*SUPPLIED DATA*:
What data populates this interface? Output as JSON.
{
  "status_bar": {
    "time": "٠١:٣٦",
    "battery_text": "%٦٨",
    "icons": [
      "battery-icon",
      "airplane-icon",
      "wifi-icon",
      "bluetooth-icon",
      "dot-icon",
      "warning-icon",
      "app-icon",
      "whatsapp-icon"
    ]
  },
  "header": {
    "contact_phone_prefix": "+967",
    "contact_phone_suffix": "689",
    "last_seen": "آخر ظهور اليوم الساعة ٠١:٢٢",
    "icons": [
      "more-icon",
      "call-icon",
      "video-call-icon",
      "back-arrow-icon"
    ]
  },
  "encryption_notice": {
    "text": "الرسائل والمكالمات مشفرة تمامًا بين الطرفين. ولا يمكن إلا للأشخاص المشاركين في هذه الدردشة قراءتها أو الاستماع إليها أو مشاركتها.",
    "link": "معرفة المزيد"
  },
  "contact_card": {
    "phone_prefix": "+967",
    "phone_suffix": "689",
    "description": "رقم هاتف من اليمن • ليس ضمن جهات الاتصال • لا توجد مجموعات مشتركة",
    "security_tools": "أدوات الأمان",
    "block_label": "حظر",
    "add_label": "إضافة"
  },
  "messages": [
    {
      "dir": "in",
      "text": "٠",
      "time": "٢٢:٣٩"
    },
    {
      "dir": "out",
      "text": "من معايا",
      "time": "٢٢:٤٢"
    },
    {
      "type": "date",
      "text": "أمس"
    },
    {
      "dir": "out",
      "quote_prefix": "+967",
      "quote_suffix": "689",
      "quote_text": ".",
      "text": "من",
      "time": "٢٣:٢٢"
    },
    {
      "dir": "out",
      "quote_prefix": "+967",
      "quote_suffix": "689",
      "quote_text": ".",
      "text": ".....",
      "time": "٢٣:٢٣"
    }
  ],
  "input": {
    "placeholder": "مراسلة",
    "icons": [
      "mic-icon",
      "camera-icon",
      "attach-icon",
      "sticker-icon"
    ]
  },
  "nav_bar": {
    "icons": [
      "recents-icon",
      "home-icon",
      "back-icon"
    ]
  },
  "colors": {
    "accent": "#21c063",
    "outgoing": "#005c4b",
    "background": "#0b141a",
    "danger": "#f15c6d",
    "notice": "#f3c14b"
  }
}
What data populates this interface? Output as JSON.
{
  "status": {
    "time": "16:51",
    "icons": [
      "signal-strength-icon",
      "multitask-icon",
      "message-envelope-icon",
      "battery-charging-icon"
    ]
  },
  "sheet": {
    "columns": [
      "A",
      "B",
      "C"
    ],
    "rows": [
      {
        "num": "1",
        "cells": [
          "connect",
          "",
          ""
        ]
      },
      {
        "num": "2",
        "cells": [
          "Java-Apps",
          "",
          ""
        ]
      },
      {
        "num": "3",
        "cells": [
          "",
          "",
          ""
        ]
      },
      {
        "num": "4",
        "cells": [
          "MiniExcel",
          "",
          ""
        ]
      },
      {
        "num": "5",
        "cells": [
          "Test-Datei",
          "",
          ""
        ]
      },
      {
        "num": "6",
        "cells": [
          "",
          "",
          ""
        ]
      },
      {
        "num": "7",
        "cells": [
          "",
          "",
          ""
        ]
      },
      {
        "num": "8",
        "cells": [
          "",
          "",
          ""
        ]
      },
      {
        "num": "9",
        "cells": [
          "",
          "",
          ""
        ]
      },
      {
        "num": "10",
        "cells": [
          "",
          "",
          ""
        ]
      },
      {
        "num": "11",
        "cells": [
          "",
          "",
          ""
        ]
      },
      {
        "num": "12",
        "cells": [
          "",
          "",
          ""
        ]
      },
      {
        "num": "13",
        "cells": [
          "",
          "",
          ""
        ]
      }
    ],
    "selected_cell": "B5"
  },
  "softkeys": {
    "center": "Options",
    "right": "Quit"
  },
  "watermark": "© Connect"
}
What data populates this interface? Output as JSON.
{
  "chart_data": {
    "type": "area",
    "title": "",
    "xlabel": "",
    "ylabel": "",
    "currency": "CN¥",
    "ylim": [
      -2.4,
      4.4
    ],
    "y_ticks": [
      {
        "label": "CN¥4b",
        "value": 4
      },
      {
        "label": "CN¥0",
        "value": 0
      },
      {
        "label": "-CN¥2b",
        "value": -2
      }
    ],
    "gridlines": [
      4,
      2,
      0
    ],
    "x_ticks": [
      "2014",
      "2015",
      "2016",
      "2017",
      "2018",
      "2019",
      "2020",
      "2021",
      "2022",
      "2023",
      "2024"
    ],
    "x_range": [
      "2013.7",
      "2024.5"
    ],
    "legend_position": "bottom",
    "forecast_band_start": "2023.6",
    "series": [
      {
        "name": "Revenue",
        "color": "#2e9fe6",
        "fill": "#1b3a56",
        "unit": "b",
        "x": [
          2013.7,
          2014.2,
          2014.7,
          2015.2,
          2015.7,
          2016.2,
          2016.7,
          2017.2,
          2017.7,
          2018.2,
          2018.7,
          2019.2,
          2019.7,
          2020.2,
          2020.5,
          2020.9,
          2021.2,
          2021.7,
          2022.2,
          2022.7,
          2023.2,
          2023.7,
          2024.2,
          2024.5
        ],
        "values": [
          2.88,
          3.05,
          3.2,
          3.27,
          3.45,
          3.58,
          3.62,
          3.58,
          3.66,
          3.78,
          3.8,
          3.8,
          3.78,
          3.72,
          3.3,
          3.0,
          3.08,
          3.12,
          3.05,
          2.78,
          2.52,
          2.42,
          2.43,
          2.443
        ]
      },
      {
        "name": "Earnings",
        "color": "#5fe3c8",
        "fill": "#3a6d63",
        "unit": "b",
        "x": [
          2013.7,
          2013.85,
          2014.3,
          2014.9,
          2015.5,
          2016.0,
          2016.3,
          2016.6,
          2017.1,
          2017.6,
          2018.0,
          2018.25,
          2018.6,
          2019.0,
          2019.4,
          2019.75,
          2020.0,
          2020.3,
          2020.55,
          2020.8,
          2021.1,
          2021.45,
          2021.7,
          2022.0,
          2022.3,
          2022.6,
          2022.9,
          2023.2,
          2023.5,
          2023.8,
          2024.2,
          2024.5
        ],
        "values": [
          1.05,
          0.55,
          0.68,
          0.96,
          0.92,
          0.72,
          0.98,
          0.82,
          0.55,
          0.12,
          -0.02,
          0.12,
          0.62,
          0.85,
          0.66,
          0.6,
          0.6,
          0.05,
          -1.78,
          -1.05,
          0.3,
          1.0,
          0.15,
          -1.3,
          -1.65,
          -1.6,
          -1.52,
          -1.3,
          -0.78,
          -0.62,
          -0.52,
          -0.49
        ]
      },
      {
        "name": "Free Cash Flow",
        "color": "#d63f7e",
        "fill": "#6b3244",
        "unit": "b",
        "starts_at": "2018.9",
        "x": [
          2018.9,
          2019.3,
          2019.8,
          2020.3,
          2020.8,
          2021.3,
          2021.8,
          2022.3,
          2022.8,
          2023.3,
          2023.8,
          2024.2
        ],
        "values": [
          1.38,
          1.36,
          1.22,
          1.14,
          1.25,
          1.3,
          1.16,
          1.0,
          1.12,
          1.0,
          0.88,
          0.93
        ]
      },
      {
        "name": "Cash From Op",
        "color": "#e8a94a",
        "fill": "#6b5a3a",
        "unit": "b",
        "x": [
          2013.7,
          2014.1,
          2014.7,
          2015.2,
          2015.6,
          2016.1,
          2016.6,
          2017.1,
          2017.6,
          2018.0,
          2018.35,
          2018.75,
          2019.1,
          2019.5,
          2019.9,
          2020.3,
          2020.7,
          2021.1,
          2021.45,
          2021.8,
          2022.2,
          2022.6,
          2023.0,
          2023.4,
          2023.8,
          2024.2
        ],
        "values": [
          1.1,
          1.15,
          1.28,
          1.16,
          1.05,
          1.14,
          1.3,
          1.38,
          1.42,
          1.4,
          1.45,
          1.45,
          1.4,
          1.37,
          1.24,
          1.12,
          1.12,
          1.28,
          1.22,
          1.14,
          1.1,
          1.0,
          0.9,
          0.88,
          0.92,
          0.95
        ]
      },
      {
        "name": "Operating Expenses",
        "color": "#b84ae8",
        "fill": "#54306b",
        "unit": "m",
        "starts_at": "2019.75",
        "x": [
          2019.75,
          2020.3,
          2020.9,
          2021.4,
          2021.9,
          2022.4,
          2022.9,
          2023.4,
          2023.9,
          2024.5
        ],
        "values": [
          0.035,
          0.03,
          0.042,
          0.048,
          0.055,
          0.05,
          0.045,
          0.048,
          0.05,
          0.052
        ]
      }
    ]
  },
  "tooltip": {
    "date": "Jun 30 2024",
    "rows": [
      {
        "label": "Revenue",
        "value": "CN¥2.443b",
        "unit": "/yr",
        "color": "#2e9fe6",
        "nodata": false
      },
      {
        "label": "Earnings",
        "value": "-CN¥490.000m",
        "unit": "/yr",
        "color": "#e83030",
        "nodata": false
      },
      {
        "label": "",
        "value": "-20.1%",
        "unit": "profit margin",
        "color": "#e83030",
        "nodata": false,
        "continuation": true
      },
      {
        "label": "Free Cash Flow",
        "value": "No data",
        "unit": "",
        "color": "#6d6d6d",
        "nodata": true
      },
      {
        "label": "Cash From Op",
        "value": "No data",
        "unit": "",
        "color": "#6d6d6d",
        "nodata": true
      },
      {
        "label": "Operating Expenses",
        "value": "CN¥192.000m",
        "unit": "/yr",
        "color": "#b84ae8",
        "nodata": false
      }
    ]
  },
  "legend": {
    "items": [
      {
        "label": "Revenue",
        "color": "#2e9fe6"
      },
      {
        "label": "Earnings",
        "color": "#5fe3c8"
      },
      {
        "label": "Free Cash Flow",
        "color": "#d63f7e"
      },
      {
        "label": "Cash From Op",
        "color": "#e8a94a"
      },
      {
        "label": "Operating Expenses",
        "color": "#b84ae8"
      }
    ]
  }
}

*DESCRIPTION OF THE TASK*:
From the data above, copy each line that has the string "fill".

*TASK ANSWER*:
        "fill": "#1b3a56",
        "fill": "#3a6d63",
        "fill": "#6b3244",
        "fill": "#6b5a3a",
        "fill": "#54306b",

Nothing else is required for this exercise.